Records
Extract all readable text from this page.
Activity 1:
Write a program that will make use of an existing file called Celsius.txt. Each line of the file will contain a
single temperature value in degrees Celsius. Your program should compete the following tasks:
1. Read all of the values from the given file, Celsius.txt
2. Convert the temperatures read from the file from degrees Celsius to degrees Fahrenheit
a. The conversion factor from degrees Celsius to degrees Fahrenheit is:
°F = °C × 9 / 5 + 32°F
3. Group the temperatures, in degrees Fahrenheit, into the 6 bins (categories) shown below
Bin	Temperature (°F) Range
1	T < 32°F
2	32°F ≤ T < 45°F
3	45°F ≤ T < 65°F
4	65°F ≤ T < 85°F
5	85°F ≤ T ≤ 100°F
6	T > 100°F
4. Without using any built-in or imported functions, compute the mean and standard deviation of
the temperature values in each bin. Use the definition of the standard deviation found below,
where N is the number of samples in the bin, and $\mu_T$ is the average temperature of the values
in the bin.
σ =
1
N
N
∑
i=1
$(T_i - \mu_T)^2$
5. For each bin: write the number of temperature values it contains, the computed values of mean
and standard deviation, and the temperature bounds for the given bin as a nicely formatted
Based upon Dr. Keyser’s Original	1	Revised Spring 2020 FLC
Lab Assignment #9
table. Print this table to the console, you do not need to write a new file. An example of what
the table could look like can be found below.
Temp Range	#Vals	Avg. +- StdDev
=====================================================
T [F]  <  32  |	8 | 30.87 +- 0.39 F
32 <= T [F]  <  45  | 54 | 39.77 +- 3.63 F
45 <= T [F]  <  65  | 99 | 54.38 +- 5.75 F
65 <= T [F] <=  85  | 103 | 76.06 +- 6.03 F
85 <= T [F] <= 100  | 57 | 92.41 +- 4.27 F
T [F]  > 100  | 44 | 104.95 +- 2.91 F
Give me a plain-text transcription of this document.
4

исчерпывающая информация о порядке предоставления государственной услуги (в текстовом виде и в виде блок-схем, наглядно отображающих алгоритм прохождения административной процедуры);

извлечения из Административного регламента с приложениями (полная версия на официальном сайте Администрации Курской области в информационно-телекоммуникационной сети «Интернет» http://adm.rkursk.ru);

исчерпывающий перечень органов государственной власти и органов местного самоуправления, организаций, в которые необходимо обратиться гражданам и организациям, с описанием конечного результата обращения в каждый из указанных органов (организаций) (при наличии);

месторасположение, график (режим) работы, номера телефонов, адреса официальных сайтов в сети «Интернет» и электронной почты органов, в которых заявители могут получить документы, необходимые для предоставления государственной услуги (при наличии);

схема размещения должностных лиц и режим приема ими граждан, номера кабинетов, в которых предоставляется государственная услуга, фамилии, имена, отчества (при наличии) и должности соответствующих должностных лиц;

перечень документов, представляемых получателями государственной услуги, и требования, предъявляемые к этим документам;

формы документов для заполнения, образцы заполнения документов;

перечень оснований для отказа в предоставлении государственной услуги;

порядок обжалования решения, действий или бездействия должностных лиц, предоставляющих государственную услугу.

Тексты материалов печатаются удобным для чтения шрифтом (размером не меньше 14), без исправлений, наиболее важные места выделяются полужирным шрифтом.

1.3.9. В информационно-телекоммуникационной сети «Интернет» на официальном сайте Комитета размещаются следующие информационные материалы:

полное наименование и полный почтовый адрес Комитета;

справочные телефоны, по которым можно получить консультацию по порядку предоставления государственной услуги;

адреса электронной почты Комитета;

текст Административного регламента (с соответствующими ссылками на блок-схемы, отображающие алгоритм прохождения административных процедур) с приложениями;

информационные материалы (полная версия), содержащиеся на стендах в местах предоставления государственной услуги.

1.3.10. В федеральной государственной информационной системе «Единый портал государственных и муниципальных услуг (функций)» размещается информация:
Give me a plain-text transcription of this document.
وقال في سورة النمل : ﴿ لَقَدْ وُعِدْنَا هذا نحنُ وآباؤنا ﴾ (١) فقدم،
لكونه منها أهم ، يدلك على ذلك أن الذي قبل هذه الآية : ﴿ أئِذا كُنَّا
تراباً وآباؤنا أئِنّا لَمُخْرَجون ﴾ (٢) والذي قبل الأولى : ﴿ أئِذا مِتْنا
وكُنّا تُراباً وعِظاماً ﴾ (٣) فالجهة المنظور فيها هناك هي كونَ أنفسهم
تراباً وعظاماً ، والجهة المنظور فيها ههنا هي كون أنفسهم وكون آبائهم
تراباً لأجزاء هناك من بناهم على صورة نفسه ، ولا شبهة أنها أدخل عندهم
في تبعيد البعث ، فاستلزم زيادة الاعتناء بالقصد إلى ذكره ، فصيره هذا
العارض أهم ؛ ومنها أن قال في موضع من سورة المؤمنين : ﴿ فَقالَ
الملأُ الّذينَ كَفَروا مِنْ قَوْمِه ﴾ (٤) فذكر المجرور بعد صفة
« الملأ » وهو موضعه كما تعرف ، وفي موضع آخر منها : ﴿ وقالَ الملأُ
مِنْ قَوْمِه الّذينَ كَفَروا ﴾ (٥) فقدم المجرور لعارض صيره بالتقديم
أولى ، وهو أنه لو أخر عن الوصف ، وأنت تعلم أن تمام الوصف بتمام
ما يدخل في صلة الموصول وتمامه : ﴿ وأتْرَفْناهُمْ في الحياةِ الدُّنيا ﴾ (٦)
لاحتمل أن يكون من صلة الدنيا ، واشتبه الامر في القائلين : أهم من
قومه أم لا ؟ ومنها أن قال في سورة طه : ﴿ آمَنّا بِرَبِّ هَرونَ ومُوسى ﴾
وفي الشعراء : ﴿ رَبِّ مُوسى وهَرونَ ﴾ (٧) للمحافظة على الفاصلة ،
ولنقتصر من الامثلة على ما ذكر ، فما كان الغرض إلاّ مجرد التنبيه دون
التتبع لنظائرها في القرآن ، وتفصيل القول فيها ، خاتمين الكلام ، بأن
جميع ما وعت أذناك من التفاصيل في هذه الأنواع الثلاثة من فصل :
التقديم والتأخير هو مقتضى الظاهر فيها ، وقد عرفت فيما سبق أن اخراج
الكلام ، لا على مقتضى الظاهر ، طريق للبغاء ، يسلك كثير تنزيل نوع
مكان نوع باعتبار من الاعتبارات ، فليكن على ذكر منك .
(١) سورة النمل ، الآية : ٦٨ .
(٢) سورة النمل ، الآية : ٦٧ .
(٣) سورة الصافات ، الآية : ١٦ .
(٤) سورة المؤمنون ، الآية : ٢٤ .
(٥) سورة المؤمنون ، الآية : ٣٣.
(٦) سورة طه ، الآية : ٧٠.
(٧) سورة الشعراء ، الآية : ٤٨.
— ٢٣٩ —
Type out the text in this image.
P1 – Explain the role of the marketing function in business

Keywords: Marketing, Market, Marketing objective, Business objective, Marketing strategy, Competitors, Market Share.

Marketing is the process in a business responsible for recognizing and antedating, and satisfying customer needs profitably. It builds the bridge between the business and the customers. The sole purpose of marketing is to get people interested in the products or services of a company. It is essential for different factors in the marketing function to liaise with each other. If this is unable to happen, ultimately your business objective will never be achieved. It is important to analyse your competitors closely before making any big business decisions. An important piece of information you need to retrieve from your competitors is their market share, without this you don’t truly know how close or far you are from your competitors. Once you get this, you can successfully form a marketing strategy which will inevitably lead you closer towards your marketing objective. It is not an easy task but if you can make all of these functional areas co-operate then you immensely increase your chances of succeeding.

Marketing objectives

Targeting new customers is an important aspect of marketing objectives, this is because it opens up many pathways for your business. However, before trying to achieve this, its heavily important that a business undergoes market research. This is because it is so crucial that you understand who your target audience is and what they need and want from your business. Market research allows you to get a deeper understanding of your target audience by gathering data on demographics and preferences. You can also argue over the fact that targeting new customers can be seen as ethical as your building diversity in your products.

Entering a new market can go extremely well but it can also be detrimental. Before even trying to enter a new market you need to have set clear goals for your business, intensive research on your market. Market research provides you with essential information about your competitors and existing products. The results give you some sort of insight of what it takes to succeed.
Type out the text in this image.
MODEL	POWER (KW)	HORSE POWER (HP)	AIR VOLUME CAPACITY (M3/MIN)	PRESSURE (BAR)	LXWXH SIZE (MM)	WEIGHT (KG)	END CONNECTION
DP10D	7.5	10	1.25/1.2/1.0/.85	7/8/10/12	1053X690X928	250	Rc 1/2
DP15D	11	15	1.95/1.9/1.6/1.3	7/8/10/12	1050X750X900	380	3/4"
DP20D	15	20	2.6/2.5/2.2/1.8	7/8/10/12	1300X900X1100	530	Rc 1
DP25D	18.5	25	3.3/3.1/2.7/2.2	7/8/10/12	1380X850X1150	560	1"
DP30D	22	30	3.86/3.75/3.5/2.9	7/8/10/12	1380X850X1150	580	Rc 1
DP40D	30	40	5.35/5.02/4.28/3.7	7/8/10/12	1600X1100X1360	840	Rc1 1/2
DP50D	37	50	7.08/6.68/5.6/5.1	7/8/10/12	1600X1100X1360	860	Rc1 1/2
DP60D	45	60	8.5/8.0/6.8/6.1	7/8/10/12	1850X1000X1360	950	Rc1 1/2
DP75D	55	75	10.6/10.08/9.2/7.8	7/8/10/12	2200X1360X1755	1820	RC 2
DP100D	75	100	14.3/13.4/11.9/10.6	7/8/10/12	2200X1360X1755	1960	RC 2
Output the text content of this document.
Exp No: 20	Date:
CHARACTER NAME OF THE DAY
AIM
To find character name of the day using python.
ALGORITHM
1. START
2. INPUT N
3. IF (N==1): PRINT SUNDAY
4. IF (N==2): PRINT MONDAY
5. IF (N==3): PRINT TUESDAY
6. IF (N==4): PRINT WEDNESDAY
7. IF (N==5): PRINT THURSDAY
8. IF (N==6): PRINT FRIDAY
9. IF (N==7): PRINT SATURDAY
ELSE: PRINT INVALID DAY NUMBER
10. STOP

WHAT IS REQUIRED »
Using the entries above, tally how many lines have the word "почты" in them; write the number and nothing more.

WRITTEN SOLUTION »
2